Data for this task =
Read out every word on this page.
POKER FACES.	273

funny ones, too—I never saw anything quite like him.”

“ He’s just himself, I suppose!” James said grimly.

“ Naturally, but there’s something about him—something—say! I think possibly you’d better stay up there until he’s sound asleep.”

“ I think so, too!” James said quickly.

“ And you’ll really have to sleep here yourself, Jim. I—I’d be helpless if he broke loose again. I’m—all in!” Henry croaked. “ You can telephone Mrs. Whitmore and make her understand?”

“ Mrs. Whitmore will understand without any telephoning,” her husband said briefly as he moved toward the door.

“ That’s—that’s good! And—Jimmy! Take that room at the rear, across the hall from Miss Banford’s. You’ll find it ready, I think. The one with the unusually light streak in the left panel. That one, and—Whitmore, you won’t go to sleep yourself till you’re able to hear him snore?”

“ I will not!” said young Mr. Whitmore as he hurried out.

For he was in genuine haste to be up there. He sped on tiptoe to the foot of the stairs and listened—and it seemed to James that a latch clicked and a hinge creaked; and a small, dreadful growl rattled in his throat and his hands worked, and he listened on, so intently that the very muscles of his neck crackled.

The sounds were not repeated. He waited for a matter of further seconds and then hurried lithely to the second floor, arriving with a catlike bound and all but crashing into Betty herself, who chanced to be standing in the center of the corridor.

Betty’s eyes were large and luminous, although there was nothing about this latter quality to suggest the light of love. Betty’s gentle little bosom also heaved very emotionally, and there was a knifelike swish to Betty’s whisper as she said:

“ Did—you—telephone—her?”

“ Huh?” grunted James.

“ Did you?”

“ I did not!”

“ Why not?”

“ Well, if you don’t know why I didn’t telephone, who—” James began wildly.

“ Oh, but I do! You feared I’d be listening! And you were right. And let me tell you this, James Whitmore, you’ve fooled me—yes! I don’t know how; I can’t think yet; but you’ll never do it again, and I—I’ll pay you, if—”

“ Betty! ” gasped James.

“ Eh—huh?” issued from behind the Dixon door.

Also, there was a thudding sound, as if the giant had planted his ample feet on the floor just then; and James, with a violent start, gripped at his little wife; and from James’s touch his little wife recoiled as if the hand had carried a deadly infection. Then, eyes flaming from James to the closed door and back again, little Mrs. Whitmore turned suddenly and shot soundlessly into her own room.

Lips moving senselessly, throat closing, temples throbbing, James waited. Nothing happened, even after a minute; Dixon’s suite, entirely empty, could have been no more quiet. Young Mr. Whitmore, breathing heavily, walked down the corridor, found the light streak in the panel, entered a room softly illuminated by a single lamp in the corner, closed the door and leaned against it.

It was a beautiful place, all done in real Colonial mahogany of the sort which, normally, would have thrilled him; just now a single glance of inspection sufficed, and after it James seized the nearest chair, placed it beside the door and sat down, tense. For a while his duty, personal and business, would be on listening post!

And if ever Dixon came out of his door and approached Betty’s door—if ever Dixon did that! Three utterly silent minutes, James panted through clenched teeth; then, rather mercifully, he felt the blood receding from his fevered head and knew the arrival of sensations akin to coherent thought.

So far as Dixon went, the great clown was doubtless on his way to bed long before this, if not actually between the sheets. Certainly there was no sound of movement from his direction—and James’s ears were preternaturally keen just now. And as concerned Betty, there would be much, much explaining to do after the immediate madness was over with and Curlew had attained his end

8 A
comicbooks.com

Exercise brief =
Your task is to retype all of the records exactly.

Exercise answer =
Read out every word on this page.
POKER FACES.	273

funny ones, too—I never saw anything quite like him.”

“ He’s just himself, I suppose!” James said grimly.

“ Naturally, but there’s something about him—something—say! I think possibly you’d better stay up there until he’s sound asleep.”

“ I think so, too!” James said quickly.

“ And you’ll really have to sleep here yourself, Jim. I—I’d be helpless if he broke loose again. I’m—all in!” Henry croaked. “ You can telephone Mrs. Whitmore and make her understand?”

“ Mrs. Whitmore will understand without any telephoning,” her husband said briefly as he moved toward the door.

“ That’s—that’s good! And—Jimmy! Take that room at the rear, across the hall from Miss Banford’s. You’ll find it ready, I think. The one with the unusually light streak in the left panel. That one, and—Whitmore, you won’t go to sleep yourself till you’re able to hear him snore?”

“ I will not!” said young Mr. Whitmore as he hurried out.

For he was in genuine haste to be up there. He sped on tiptoe to the foot of the stairs and listened—and it seemed to James that a latch clicked and a hinge creaked; and a small, dreadful growl rattled in his throat and his hands worked, and he listened on, so intently that the very muscles of his neck crackled.

The sounds were not repeated. He waited for a matter of further seconds and then hurried lithely to the second floor, arriving with a catlike bound and all but crashing into Betty herself, who chanced to be standing in the center of the corridor.

Betty’s eyes were large and luminous, although there was nothing about this latter quality to suggest the light of love. Betty’s gentle little bosom also heaved very emotionally, and there was a knifelike swish to Betty’s whisper as she said:

“ Did—you—telephone—her?”

“ Huh?” grunted James.

“ Did you?”

“ I did not!”

“ Why not?”

“ Well, if you don’t know why I didn’t telephone, who—” James began wildly.

“ Oh, but I do! You feared I’d be listening! And you were right. And let me tell you this, James Whitmore, you’ve fooled me—yes! I don’t know how; I can’t think yet; but you’ll never do it again, and I—I’ll pay you, if—”

“ Betty! ” gasped James.

“ Eh—huh?” issued from behind the Dixon door.

Also, there was a thudding sound, as if the giant had planted his ample feet on the floor just then; and James, with a violent start, gripped at his little wife; and from James’s touch his little wife recoiled as if the hand had carried a deadly infection. Then, eyes flaming from James to the closed door and back again, little Mrs. Whitmore turned suddenly and shot soundlessly into her own room.

Lips moving senselessly, throat closing, temples throbbing, James waited. Nothing happened, even after a minute; Dixon’s suite, entirely empty, could have been no more quiet. Young Mr. Whitmore, breathing heavily, walked down the corridor, found the light streak in the panel, entered a room softly illuminated by a single lamp in the corner, closed the door and leaned against it.

It was a beautiful place, all done in real Colonial mahogany of the sort which, normally, would have thrilled him; just now a single glance of inspection sufficed, and after it James seized the nearest chair, placed it beside the door and sat down, tense. For a while his duty, personal and business, would be on listening post!

And if ever Dixon came out of his door and approached Betty’s door—if ever Dixon did that! Three utterly silent minutes, James panted through clenched teeth; then, rather mercifully, he felt the blood receding from his fevered head and knew the arrival of sensations akin to coherent thought.

So far as Dixon went, the great clown was doubtless on his way to bed long before this, if not actually between the sheets. Certainly there was no sound of movement from his direction—and James’s ears were preternaturally keen just now. And as concerned Betty, there would be much, much explaining to do after the immediate madness was over with and Curlew had attained his end

8 A
comicbooks.com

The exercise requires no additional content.